Oleh: Anis Rahmadhani
Mahasiswa UIN Kiai Ageng Muhammad Besari Ponorogo
Penulis Muda komunitaspintu.id
Juara II Lomba menulis Esai Mahasiswa Tingkat Nasional 2024
Ketika kita menyebut kata “Majapahit”, bayangan umum yang muncul adalah sebuah kerajaan besar yang menguasai Nusantara, tokoh-tokoh heroik seperti Gajah Mada yang menggema sebagai simbol nasionalisme kuno. Namun, di balik narasi besar itu, sangat sedikit yang benar-benar memahami bagaimana Majapahit mengelola kekuasaannya, membentuk ruang hidup masyarakatnya, dan menjalin hubungan antara spiritualitas, politik, dan kebudayaan dalam satu sistem terpadu. Agus Aris Munandar dalam buku Ibukota Majapahit: Masa Jaya dan Pencapaian melakukan interpretasi yang tajam dan mendalam terhadap bagaimana Majapahit, khususnya ibukotanya dibangun, dijalankan, dan dimaknai dalam konteks peradaban Jawa Kuno.

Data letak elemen

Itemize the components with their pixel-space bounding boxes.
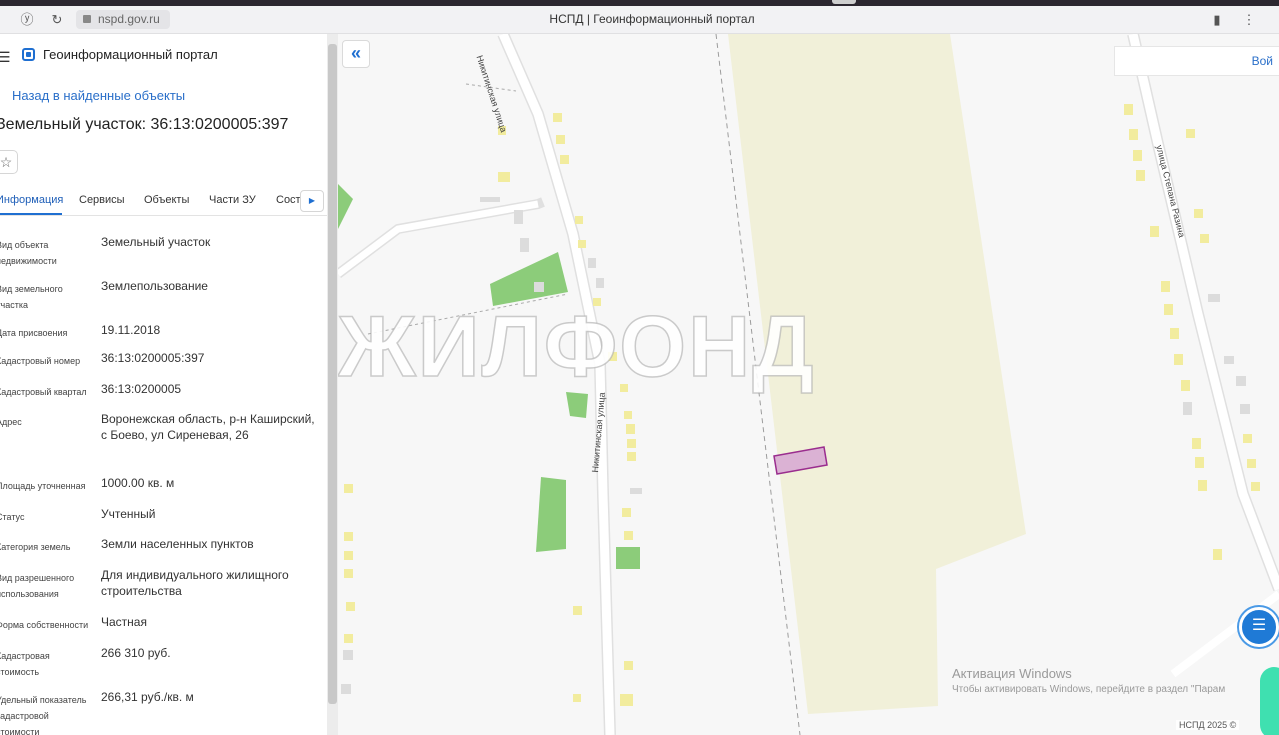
info-label: Статус — [0, 512, 25, 522]
object-title: Земельный участок: 36:13:0200005:397 — [0, 116, 289, 133]
tab-information[interactable]: Информация — [0, 194, 63, 206]
info-label: Кадастровый квартал — [0, 387, 87, 397]
active-tab-indicator — [0, 213, 62, 215]
info-label: Дата присвоения — [0, 328, 68, 338]
back-to-results-link[interactable]: Назад в найденные объекты — [12, 88, 185, 103]
info-label: Вид объекта недвижимости — [0, 240, 57, 266]
info-label: Вид разрешенного использования — [0, 573, 75, 599]
double-chevron-left-icon: « — [350, 43, 361, 63]
info-label: Адрес — [0, 417, 22, 427]
info-label: Категория земель — [0, 542, 71, 552]
browser-page-title: НСПД | Геоинформационный портал — [549, 12, 755, 26]
chat-button[interactable]: ☰ — [1239, 607, 1279, 647]
overlay-widget[interactable] — [1260, 667, 1279, 735]
info-value: 19.11.2018 — [101, 323, 161, 337]
info-value: Земли населенных пунктов — [101, 537, 254, 551]
tabs-next-button[interactable]: ▶ — [300, 190, 324, 212]
map-canvas[interactable]: Никитинская улица Никитинская улица улиц… — [338, 34, 1279, 735]
star-icon: ☆ — [0, 154, 13, 170]
windows-activation-text: Чтобы активировать Windows, перейдите в … — [952, 684, 1226, 695]
info-label: Площадь уточненная — [0, 481, 86, 491]
side-road-fill — [338, 200, 539, 277]
info-value: 1000.00 кв. м — [101, 476, 175, 490]
info-value: 266 310 руб. — [101, 646, 171, 660]
map-copyright: НСПД 2025 © — [1176, 720, 1240, 730]
object-tabs: Информация Сервисы Объекты Части ЗУ Сост… — [0, 190, 327, 216]
info-value: Частная — [101, 615, 147, 629]
browser-toolbar: ⓨ ↻ nspd.gov.ru НСПД | Геоинформационный… — [0, 6, 1279, 34]
green-area — [338, 184, 353, 229]
menu-dots-icon[interactable]: ⋮ — [1240, 11, 1258, 29]
screen: { "browser": { "url": "nspd.gov.ru", "pa… — [0, 0, 1279, 735]
info-value: Землепользование — [101, 279, 208, 293]
tab-parts[interactable]: Части ЗУ — [209, 194, 256, 206]
info-label: Кадастровый номер — [0, 356, 81, 366]
bookmark-icon[interactable]: ▮ — [1208, 11, 1226, 29]
green-area — [536, 477, 566, 552]
favorite-star-button[interactable]: ☆ — [0, 150, 18, 174]
sidebar-scrollbar-thumb[interactable] — [328, 44, 337, 704]
side-road — [338, 197, 545, 278]
green-area — [616, 547, 640, 569]
window-notch — [832, 0, 856, 4]
info-value: Земельный участок — [101, 235, 211, 249]
info-label: Вид земельного участка — [0, 284, 63, 310]
watermark-text: ЖИЛФОНД — [338, 298, 816, 396]
chevron-right-icon: ▶ — [308, 196, 316, 205]
login-link[interactable]: Вой — [1252, 54, 1273, 68]
tab-services[interactable]: Сервисы — [79, 194, 125, 206]
object-sidebar: ☰ Геоинформационный портал Назад в найде… — [0, 34, 338, 735]
info-label: Форма собственности — [0, 620, 89, 630]
windows-activation-title: Активация Windows — [952, 666, 1072, 681]
info-value: 36:13:0200005:397 — [101, 351, 205, 365]
info-value: Для индивидуального жилищного строительс… — [101, 568, 289, 598]
portal-name: Геоинформационный портал — [43, 47, 218, 62]
info-value: Учтенный — [101, 507, 156, 521]
collapse-sidebar-button[interactable]: « — [342, 40, 370, 68]
info-label: Кадастровая стоимость — [0, 651, 50, 677]
login-box[interactable]: Вой — [1114, 46, 1279, 76]
hamburger-icon[interactable]: ☰ — [0, 49, 11, 66]
info-value: 36:13:0200005 — [101, 382, 182, 396]
chat-icon: ☰ — [1251, 617, 1267, 634]
info-value: Воронежская область, р-н Каширский, с Бо… — [101, 412, 315, 442]
info-value: 266,31 руб./кв. м — [101, 690, 194, 704]
tab-objects[interactable]: Объекты — [144, 194, 189, 206]
portal-logo-icon — [22, 48, 35, 61]
info-label: Удельный показатель кадастровой стоимост… — [0, 695, 87, 735]
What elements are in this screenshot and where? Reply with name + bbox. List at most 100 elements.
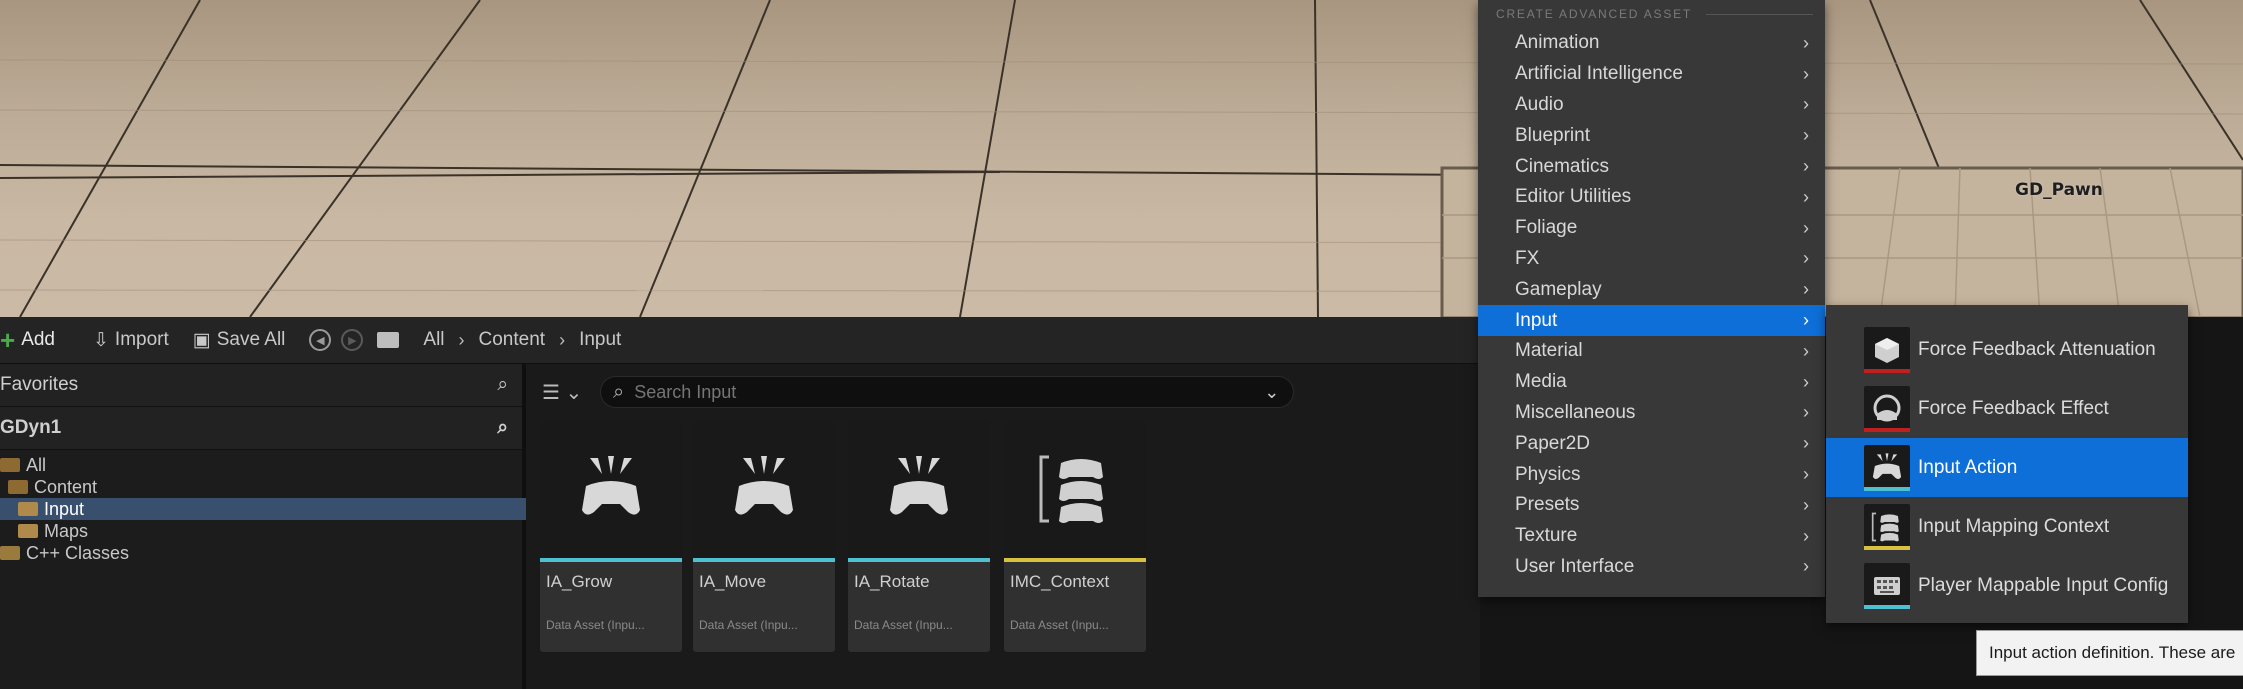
asset-name: IMC_Context <box>1010 572 1110 591</box>
search-icon[interactable]: ⌕ <box>497 417 508 439</box>
content-browser-toolbar: + Add ⇩ Import ▣ Save All ◀ ▶ All › Cont… <box>0 317 1480 364</box>
actor-label: GD_Pawn <box>2015 180 2103 200</box>
breadcrumb-chevron-icon: › <box>559 329 566 350</box>
level-viewport[interactable]: GD_Pawn <box>0 0 2243 317</box>
force-feedback-effect-icon <box>1864 385 1910 432</box>
add-button[interactable]: + Add <box>0 327 55 353</box>
asset-tile[interactable]: IA_Move Data Asset (Inpu... <box>693 420 835 652</box>
menu-item-presets[interactable]: Presets › <box>1478 490 1825 521</box>
submenu-item-force-feedback-effect[interactable]: Force Feedback Effect <box>1826 379 2188 438</box>
tree-item-maps[interactable]: Maps <box>0 520 522 542</box>
gamepad-action-icon <box>693 420 835 558</box>
save-icon: ▣ <box>192 329 211 351</box>
tree-item-label: Input <box>44 498 85 519</box>
force-feedback-attenuation-icon <box>1864 326 1910 373</box>
menu-item-cinematics[interactable]: Cinematics › <box>1478 151 1825 182</box>
folder-tree: All Content Input Maps C++ Classes <box>0 450 534 564</box>
menu-item-gameplay[interactable]: Gameplay › <box>1478 274 1825 305</box>
save-all-button[interactable]: ▣ Save All <box>193 329 286 352</box>
input-submenu: Force Feedback Attenuation Force Feedbac… <box>1826 305 2188 623</box>
chevron-right-icon: › <box>1803 156 1809 177</box>
project-header[interactable]: GDyn1 ⌕ <box>0 407 522 450</box>
submenu-item-force-feedback-attenuation[interactable]: Force Feedback Attenuation <box>1826 320 2188 379</box>
chevron-down-icon[interactable]: ⌄ <box>1264 382 1279 403</box>
search-input[interactable] <box>632 380 1257 404</box>
menu-item-animation[interactable]: Animation › <box>1478 28 1825 59</box>
submenu-item-input-mapping-context[interactable]: Input Mapping Context <box>1826 497 2188 556</box>
forward-icon[interactable]: ▶ <box>341 329 364 351</box>
asset-tile[interactable]: IA_Grow Data Asset (Inpu... <box>540 420 682 652</box>
submenu-item-label: Input Action <box>1918 456 2018 478</box>
menu-item-audio[interactable]: Audio › <box>1478 90 1825 121</box>
menu-item-input[interactable]: Input › <box>1478 305 1825 336</box>
chevron-right-icon: › <box>1803 310 1809 331</box>
asset-type: Data Asset (Inpu... <box>546 618 645 632</box>
menu-item-miscellaneous[interactable]: Miscellaneous › <box>1478 398 1825 429</box>
menu-header-label: CREATE ADVANCED ASSET <box>1496 7 1693 21</box>
asset-type: Data Asset (Inpu... <box>1010 618 1109 632</box>
chevron-right-icon: › <box>1803 63 1809 84</box>
chevron-right-icon: › <box>1803 94 1809 115</box>
asset-tile[interactable]: IA_Rotate Data Asset (Inpu... <box>848 420 990 652</box>
menu-item-physics[interactable]: Physics › <box>1478 459 1825 490</box>
tree-item-label: C++ Classes <box>26 542 130 563</box>
menu-item-blueprint[interactable]: Blueprint › <box>1478 120 1825 151</box>
chevron-right-icon: › <box>1803 340 1809 361</box>
folder-icon <box>0 458 20 472</box>
chevron-right-icon: › <box>1803 32 1809 53</box>
favorites-header[interactable]: Favorites ⌕ <box>0 364 522 407</box>
asset-view: ☰ ⌄ ⌕ ⌄ IA_Grow Data Asset (Inpu... IA_M… <box>526 364 1480 689</box>
tree-item-cpp-classes[interactable]: C++ Classes <box>0 542 522 564</box>
asset-name: IA_Rotate <box>854 572 930 591</box>
chevron-right-icon: › <box>1803 186 1809 207</box>
back-icon[interactable]: ◀ <box>309 329 332 351</box>
menu-item-paper2d[interactable]: Paper2D › <box>1478 428 1825 459</box>
tree-item-input[interactable]: Input <box>0 498 534 520</box>
tree-item-all[interactable]: All <box>0 454 522 476</box>
asset-name: IA_Move <box>699 572 767 591</box>
tree-item-label: Content <box>34 476 98 497</box>
chevron-right-icon: › <box>1803 371 1809 392</box>
submenu-item-label: Force Feedback Effect <box>1918 397 2109 419</box>
filter-icon[interactable]: ☰ ⌄ <box>542 380 582 405</box>
submenu-item-player-mappable-input-config[interactable]: Player Mappable Input Config <box>1826 556 2188 615</box>
menu-item-texture[interactable]: Texture › <box>1478 521 1825 552</box>
tree-item-content[interactable]: Content <box>0 476 522 498</box>
gamepad-action-icon <box>540 420 682 558</box>
breadcrumb-all[interactable]: All <box>423 329 444 351</box>
menu-item-fx[interactable]: FX › <box>1478 244 1825 275</box>
floor-grid <box>0 0 2243 317</box>
plus-icon: + <box>0 325 16 355</box>
import-button-label: Import <box>114 329 169 350</box>
menu-item-editor-utilities[interactable]: Editor Utilities › <box>1478 182 1825 213</box>
breadcrumb-content[interactable]: Content <box>479 329 546 351</box>
submenu-item-label: Input Mapping Context <box>1918 515 2110 537</box>
tooltip-text: Input action definition. These are <box>1989 643 2236 662</box>
folder-icon <box>377 332 400 348</box>
breadcrumb-input[interactable]: Input <box>579 329 621 351</box>
import-button[interactable]: ⇩ Import <box>93 329 169 352</box>
breadcrumb-chevron-icon: › <box>458 329 465 350</box>
tooltip: Input action definition. These are <box>1976 630 2243 676</box>
menu-item-foliage[interactable]: Foliage › <box>1478 213 1825 244</box>
submenu-item-label: Player Mappable Input Config <box>1918 574 2169 596</box>
asset-tile[interactable]: IMC_Context Data Asset (Inpu... <box>1004 420 1146 652</box>
gamepad-action-icon <box>848 420 990 558</box>
chevron-right-icon: › <box>1803 494 1809 515</box>
menu-item-artificial-intelligence[interactable]: Artificial Intelligence › <box>1478 59 1825 90</box>
import-icon: ⇩ <box>93 329 109 351</box>
player-mappable-input-config-icon <box>1864 562 1910 609</box>
submenu-item-input-action[interactable]: Input Action <box>1826 438 2188 497</box>
search-icon[interactable]: ⌕ <box>497 374 508 396</box>
menu-section-header: CREATE ADVANCED ASSET <box>1478 0 1825 28</box>
menu-item-material[interactable]: Material › <box>1478 336 1825 367</box>
create-advanced-asset-menu: CREATE ADVANCED ASSET Animation › Artific… <box>1478 0 1825 597</box>
menu-item-user-interface[interactable]: User Interface › <box>1478 552 1825 583</box>
search-box[interactable]: ⌕ ⌄ <box>600 376 1294 408</box>
save-all-label: Save All <box>216 329 286 350</box>
tree-item-label: Maps <box>44 520 89 541</box>
asset-name: IA_Grow <box>546 572 613 591</box>
menu-item-media[interactable]: Media › <box>1478 367 1825 398</box>
folder-icon <box>0 546 20 560</box>
input-mapping-context-icon <box>1864 503 1910 550</box>
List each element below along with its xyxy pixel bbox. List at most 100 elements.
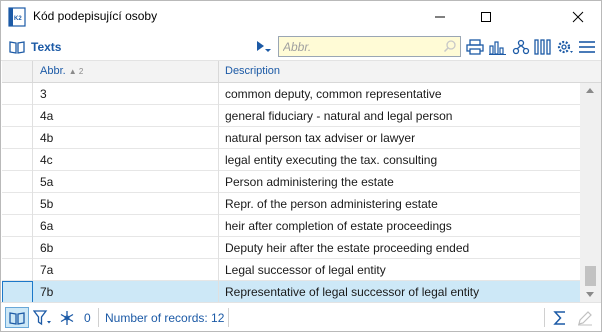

§ Tugas dan Latihan
[1] Dalam esai tentang Majapahit, siapa penulis buku Ibukota Majapahit: Masa Jaya dan Pencapaian?
[2] Teruskan esai tentang Majapahit, dimulai setelah kalimat terakhirnya.
Catatan-catatan tersebut tidak diperlukan.

§ Kunci Jawaban
[1] Agus Aris Munandar.

[2]
Majapahit dan Kejayaan
Masa pemerintahan Raja Hayam Wuruk (1350–1389 M) merupakan puncak kejayaan Majapahit. Dalam bukunya, Munandar menulis bahwa “tidak ada konflik internal atau pun eksternal dengan daerah-daerah lainnya, kecuali peristiwa Pasundan-Bubat di tahun 1357 M.” (hlm 2). Dalam sejarah tercatat bahwa peristiwa Pasundan-Bubat merupakan tragedi kelam yang terjadi di lapangan Bubat Majapahit. Pada peristiwa tersebut Raja Pasundan mati ketika hendak berkunjung ke Majapahit.
Selain tidak adanya konflik internal saat masa Raja Hayam Wuruk, kejayaan Majapahit bukan karena penaklukan semata, tetapi karena strategi diplomasi dan perdagangan maritim. Munandar menegaskan bahwa para utusan dari luar Jawa datang bukan akibat penaklukan, melainkan karena “perjalanan muhibah armada dagang Majapahit yang megah ke daerah-daerah. Mereka lalu mengagumi kebesaran Majapahit” (Hlm 2).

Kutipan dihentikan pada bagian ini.